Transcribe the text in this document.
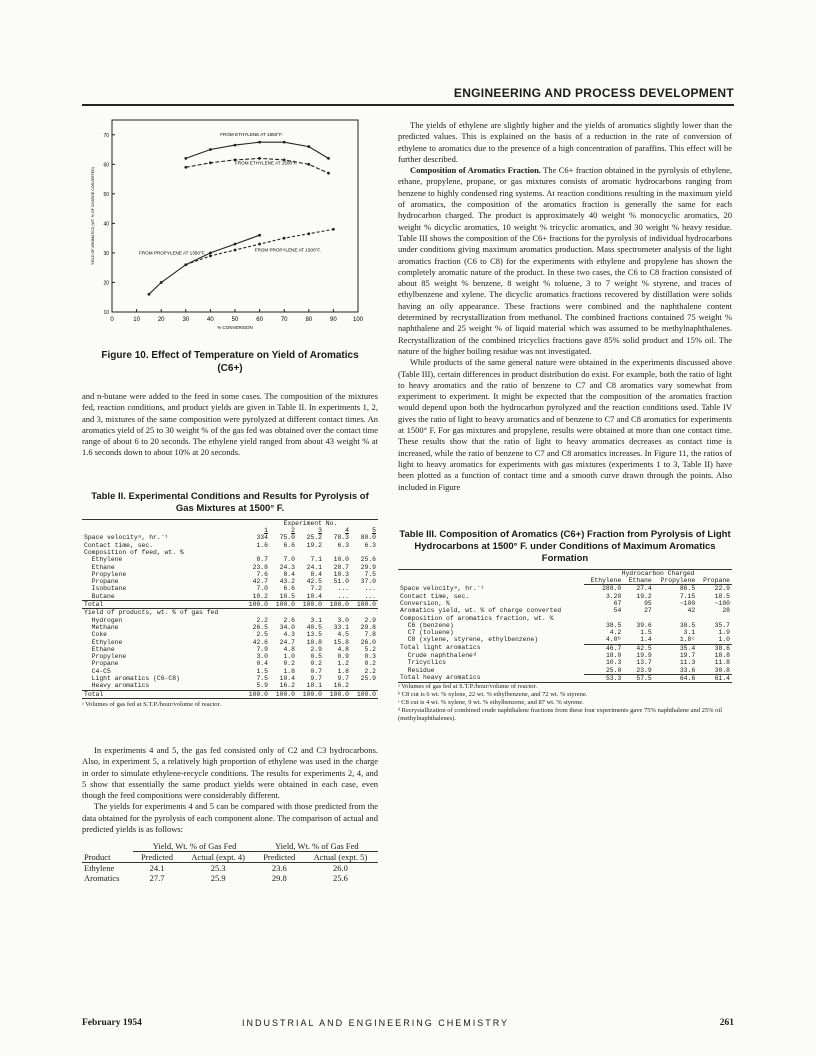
ENGINEERING AND PROCESS DEVELOPMENT
0	10	20	30	40	50	60	70	80	90	100
10
20
30
40
50
60
70
% CONVERSION
YIELD OF AROMATICS (WT. % OF CHARGE CONVERTED)
FROM ETHYLENE AT 1650°F.
FROM ETHYLENE AT 1500°F.
FROM PROPYLENE AT 1350°F.
FROM PROPYLENE AT 1500°F.
Figure 10. Effect of Temperature on Yield of Aromatics
(C6+)

and n-butane were added to the feed in some cases. The composition of the mixtures fed, reaction conditions, and product yields are given in Table II. In experiments 1, 2, and 3, mixtures of the same composition were pyrolyzed at different contact times. An aromatics yield of 25 to 30 weight % of the gas fed was obtained over the contact time range of about 6 to 20 seconds. The ethylene yield ranged from about 43 weight % at 1.6 seconds down to about 10% at 20 seconds.

Table II. Experimental Conditions and Results for Pyrolysis of Gas Mixtures at 1500° F.
	Experiment No.				
	1	2	3	4	5
Space velocityᵃ, hr.⁻¹	334	75.0	25.2	78.3	80.0
Contact time, sec.	1.6	6.6	19.2	6.3	6.3
Composition of feed, wt. %					
Ethylene	8.7	7.0	7.1	10.0	25.6
Ethane	23.8	24.3	24.1	28.7	29.9
Propylene	7.6	8.4	8.4	10.3	7.5
Propane	42.7	43.2	42.5	51.0	37.0
Isobutane	7.0	6.6	7.2	...	...
Butane	10.2	10.5	10.4	...	...
Total	100.0	100.0	100.0	100.0	100.0
Yield of products, wt. % of gas fed					
Hydrogen	2.2	2.6	3.1	3.0	2.9
Methane	26.5	34.0	40.5	33.1	29.8
Coke	2.5	4.3	13.5	4.5	7.8
Ethylene	42.6	24.7	10.8	15.8	26.0
Ethane	7.9	4.8	2.9	4.8	5.2
Propylene	3.0	1.0	0.5	0.9	0.3
Propane	0.4	0.2	0.2	1.2	0.2
C4-C5	1.5	1.8	0.7	1.8	2.2
Light aromatics (C6-C8)	7.5	10.4	9.7	9.7	25.9
Heavy aromatics	5.9	16.2	18.1	16.2	
Total	100.0	100.0	100.0	100.0	100.0
ᵃ Volumes of gas fed at S.T.P./hour/volume of reactor.

In experiments 4 and 5, the gas fed consisted only of C2 and C3 hydrocarbons. Also, in experiment 5, a relatively high proportion of ethylene was used in the charge in order to simulate ethylene-recycle conditions. The results for experiments 2, 4, and 5 show that essentially the same product yields were obtained in each case, even though the feed compositions were considerably different.

The yields for experiments 4 and 5 can be compared with those predicted from the data obtained for the pyrolysis of each component alone. The comparison of actual and predicted yields is as follows:

	Yield, Wt. % of Gas Fed		Yield, Wt. % of Gas Fed	
Product	Predicted	Actual (expt. 4)	Predicted	Actual (expt. 5)
Ethylene	24.1	25.3	23.6	26.0
Aromatics	27.7	25.9	29.8	25.6

The yields of ethylene are slightly higher and the yields of aromatics slightly lower than the predicted values. This is explained on the basis of a reduction in the rate of conversion of ethylene to aromatics due to the presence of a high concentration of paraffins. This effect will be further described.

Composition of Aromatics Fraction. The C6+ fraction obtained in the pyrolysis of ethylene, ethane, propylene, propane, or gas mixtures consists of aromatic hydrocarbons ranging from benzene to highly condensed ring systems. At reaction conditions resulting in the maximum yield of aromatics, the composition of the aromatics fraction is generally the same for each hydrocarbon charged. The product is approximately 40 weight % monocyclic aromatics, 20 weight % dicyclic aromatics, 10 weight % tricyclic aromatics, and 30 weight % heavy residue. Table III shows the composition of the C6+ fractions for the pyrolysis of individual hydrocarbons under conditions giving maximum aromatics production. Mass spectrometer analysis of the light aromatics fraction (C6 to C8) for the experiments with ethylene and propylene has shown the completely aromatic nature of the product. In these two cases, the C6 to C8 fraction consisted of about 85 weight % benzene, 8 weight % toluene, 3 to 7 weight % styrene, and traces of ethylbenzene and xylene. The dicyclic aromatics fractions recovered by distillation were solids having an oily appearance. These fractions were combined and the naphthalene content determined by recrystallization from methanol. The combined fractions contained 75 weight % naphthalene and 25 weight % of liquid material which was assumed to be methylnaphthalenes. Recrystallization of the combined tricyclics fractions gave 85% solid product and 15% oil. The nature of the higher boiling residue was not investigated.

While products of the same general nature were obtained in the experiments discussed above (Table III), certain differences in product distribution do exist. For example, both the ratio of light to heavy aromatics and the ratio of benzene to C7 and C8 aromatics vary somewhat from experiment to experiment. It might be expected that the composition of the aromatics fraction would depend upon both the hydrocarbon pyrolyzed and the reaction conditions used. Table IV gives the ratio of light to heavy aromatics and of benzene to C7 and C8 aromatics for experiments at 1500° F. For gas mixtures and propylene, results were obtained at more than one contact time. These results show that the ratio of light to heavy aromatics decreases as contact time is increased, while the ratio of benzene to C7 and C8 aromatics increases. In Figure 11, the ratios of light to heavy aromatics for experiments with gas mixtures (experiments 1 to 3, Table II) have been plotted as a function of contact time and a smooth curve drawn through the points. Also included in Figure

Table III. Composition of Aromatics (C6+) Fraction from Pyrolysis of Light Hydrocarbons at 1500° F. under Conditions of Maximum Aromatics Formation
	Hydrocarbon Charged			
	Ethylene	Ethane	Propylene	Propane
Space velocityᵃ, hr.⁻¹	288.0	27.4	86.5	22.9
Contact time, sec.	3.20	19.2	7.15	18.5
Conversion, %	67	95	~100	~100
Aromatics yield, wt. % of charge converted	54	27	42	28
Composition of aromatics fraction, wt. %				
C6 (benzene)	38.5	39.6	30.5	35.7
C7 (toluene)	4.2	1.5	3.1	1.9
C8 (xylene, styrene, ethylbenzene)	4.0ᵇ	1.4	1.8ᶜ	1.0
Total light aromatics	46.7	42.5	35.4	38.6
Crude naphthaleneᵈ	18.0	19.9	19.7	18.8
Tricyclics	10.3	13.7	11.3	11.8
Residue	25.0	23.9	33.6	30.8
Total heavy aromatics	53.3	57.5	64.6	61.4
ᵃ Volumes of gas fed at S.T.P./hour/volume of reactor.
ᵇ C8 cut is 6 wt. % xylene, 22 wt. % ethylbenzene, and 72 wt. % styrene.
ᶜ C8 cut is 4 wt. % xylene, 9 wt. % ethylbenzene, and 87 wt. % styrene.
ᵈ Recrystallization of combined crude naphthalene fractions from these four experiments gave 75% naphthalene and 25% oil (methylnaphthalenes).
February 1954	INDUSTRIAL AND ENGINEERING CHEMISTRY	261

------------------------------------------------------------------------

> Stated goal: Copy out all the entries exactly. Images stay out of the copy.

> Answer:
Transcribe the text in this document.
ENGINEERING AND PROCESS DEVELOPMENT
0	10	20	30	40	50	60	70	80	90	100
10
20
30
40
50
60
70
% CONVERSION
YIELD OF AROMATICS (WT. % OF CHARGE CONVERTED)
FROM ETHYLENE AT 1650°F.
FROM ETHYLENE AT 1500°F.
FROM PROPYLENE AT 1350°F.
FROM PROPYLENE AT 1500°F.
Figure 10. Effect of Temperature on Yield of Aromatics
(C6+)

and n-butane were added to the feed in some cases. The composition of the mixtures fed, reaction conditions, and product yields are given in Table II. In experiments 1, 2, and 3, mixtures of the same composition were pyrolyzed at different contact times. An aromatics yield of 25 to 30 weight % of the gas fed was obtained over the contact time range of about 6 to 20 seconds. The ethylene yield ranged from about 43 weight % at 1.6 seconds down to about 10% at 20 seconds.

Table II. Experimental Conditions and Results for Pyrolysis of Gas Mixtures at 1500° F.
	Experiment No.				
	1	2	3	4	5
Space velocityᵃ, hr.⁻¹	334	75.0	25.2	78.3	80.0
Contact time, sec.	1.6	6.6	19.2	6.3	6.3
Composition of feed, wt. %					
Ethylene	8.7	7.0	7.1	10.0	25.6
Ethane	23.8	24.3	24.1	28.7	29.9
Propylene	7.6	8.4	8.4	10.3	7.5
Propane	42.7	43.2	42.5	51.0	37.0
Isobutane	7.0	6.6	7.2	...	...
Butane	10.2	10.5	10.4	...	...
Total	100.0	100.0	100.0	100.0	100.0
Yield of products, wt. % of gas fed					
Hydrogen	2.2	2.6	3.1	3.0	2.9
Methane	26.5	34.0	40.5	33.1	29.8
Coke	2.5	4.3	13.5	4.5	7.8
Ethylene	42.6	24.7	10.8	15.8	26.0
Ethane	7.9	4.8	2.9	4.8	5.2
Propylene	3.0	1.0	0.5	0.9	0.3
Propane	0.4	0.2	0.2	1.2	0.2
C4-C5	1.5	1.8	0.7	1.8	2.2
Light aromatics (C6-C8)	7.5	10.4	9.7	9.7	25.9
Heavy aromatics	5.9	16.2	18.1	16.2	
Total	100.0	100.0	100.0	100.0	100.0
ᵃ Volumes of gas fed at S.T.P./hour/volume of reactor.

In experiments 4 and 5, the gas fed consisted only of C2 and C3 hydrocarbons. Also, in experiment 5, a relatively high proportion of ethylene was used in the charge in order to simulate ethylene-recycle conditions. The results for experiments 2, 4, and 5 show that essentially the same product yields were obtained in each case, even though the feed compositions were considerably different.

The yields for experiments 4 and 5 can be compared with those predicted from the data obtained for the pyrolysis of each component alone. The comparison of actual and predicted yields is as follows:

	Yield, Wt. % of Gas Fed		Yield, Wt. % of Gas Fed	
Product	Predicted	Actual (expt. 4)	Predicted	Actual (expt. 5)
Ethylene	24.1	25.3	23.6	26.0
Aromatics	27.7	25.9	29.8	25.6

The yields of ethylene are slightly higher and the yields of aromatics slightly lower than the predicted values. This is explained on the basis of a reduction in the rate of conversion of ethylene to aromatics due to the presence of a high concentration of paraffins. This effect will be further described.

Composition of Aromatics Fraction. The C6+ fraction obtained in the pyrolysis of ethylene, ethane, propylene, propane, or gas mixtures consists of aromatic hydrocarbons ranging from benzene to highly condensed ring systems. At reaction conditions resulting in the maximum yield of aromatics, the composition of the aromatics fraction is generally the same for each hydrocarbon charged. The product is approximately 40 weight % monocyclic aromatics, 20 weight % dicyclic aromatics, 10 weight % tricyclic aromatics, and 30 weight % heavy residue. Table III shows the composition of the C6+ fractions for the pyrolysis of individual hydrocarbons under conditions giving maximum aromatics production. Mass spectrometer analysis of the light aromatics fraction (C6 to C8) for the experiments with ethylene and propylene has shown the completely aromatic nature of the product. In these two cases, the C6 to C8 fraction consisted of about 85 weight % benzene, 8 weight % toluene, 3 to 7 weight % styrene, and traces of ethylbenzene and xylene. The dicyclic aromatics fractions recovered by distillation were solids having an oily appearance. These fractions were combined and the naphthalene content determined by recrystallization from methanol. The combined fractions contained 75 weight % naphthalene and 25 weight % of liquid material which was assumed to be methylnaphthalenes. Recrystallization of the combined tricyclics fractions gave 85% solid product and 15% oil. The nature of the higher boiling residue was not investigated.

While products of the same general nature were obtained in the experiments discussed above (Table III), certain differences in product distribution do exist. For example, both the ratio of light to heavy aromatics and the ratio of benzene to C7 and C8 aromatics vary somewhat from experiment to experiment. It might be expected that the composition of the aromatics fraction would depend upon both the hydrocarbon pyrolyzed and the reaction conditions used. Table IV gives the ratio of light to heavy aromatics and of benzene to C7 and C8 aromatics for experiments at 1500° F. For gas mixtures and propylene, results were obtained at more than one contact time. These results show that the ratio of light to heavy aromatics decreases as contact time is increased, while the ratio of benzene to C7 and C8 aromatics increases. In Figure 11, the ratios of light to heavy aromatics for experiments with gas mixtures (experiments 1 to 3, Table II) have been plotted as a function of contact time and a smooth curve drawn through the points. Also included in Figure

Table III. Composition of Aromatics (C6+) Fraction from Pyrolysis of Light Hydrocarbons at 1500° F. under Conditions of Maximum Aromatics Formation
	Hydrocarbon Charged			
	Ethylene	Ethane	Propylene	Propane
Space velocityᵃ, hr.⁻¹	288.0	27.4	86.5	22.9
Contact time, sec.	3.20	19.2	7.15	18.5
Conversion, %	67	95	~100	~100
Aromatics yield, wt. % of charge converted	54	27	42	28
Composition of aromatics fraction, wt. %				
C6 (benzene)	38.5	39.6	30.5	35.7
C7 (toluene)	4.2	1.5	3.1	1.9
C8 (xylene, styrene, ethylbenzene)	4.0ᵇ	1.4	1.8ᶜ	1.0
Total light aromatics	46.7	42.5	35.4	38.6
Crude naphthaleneᵈ	18.0	19.9	19.7	18.8
Tricyclics	10.3	13.7	11.3	11.8
Residue	25.0	23.9	33.6	30.8
Total heavy aromatics	53.3	57.5	64.6	61.4
ᵃ Volumes of gas fed at S.T.P./hour/volume of reactor.
ᵇ C8 cut is 6 wt. % xylene, 22 wt. % ethylbenzene, and 72 wt. % styrene.
ᶜ C8 cut is 4 wt. % xylene, 9 wt. % ethylbenzene, and 87 wt. % styrene.
ᵈ Recrystallization of combined crude naphthalene fractions from these four experiments gave 75% naphthalene and 25% oil (methylnaphthalenes).
February 1954	INDUSTRIAL AND ENGINEERING CHEMISTRY	261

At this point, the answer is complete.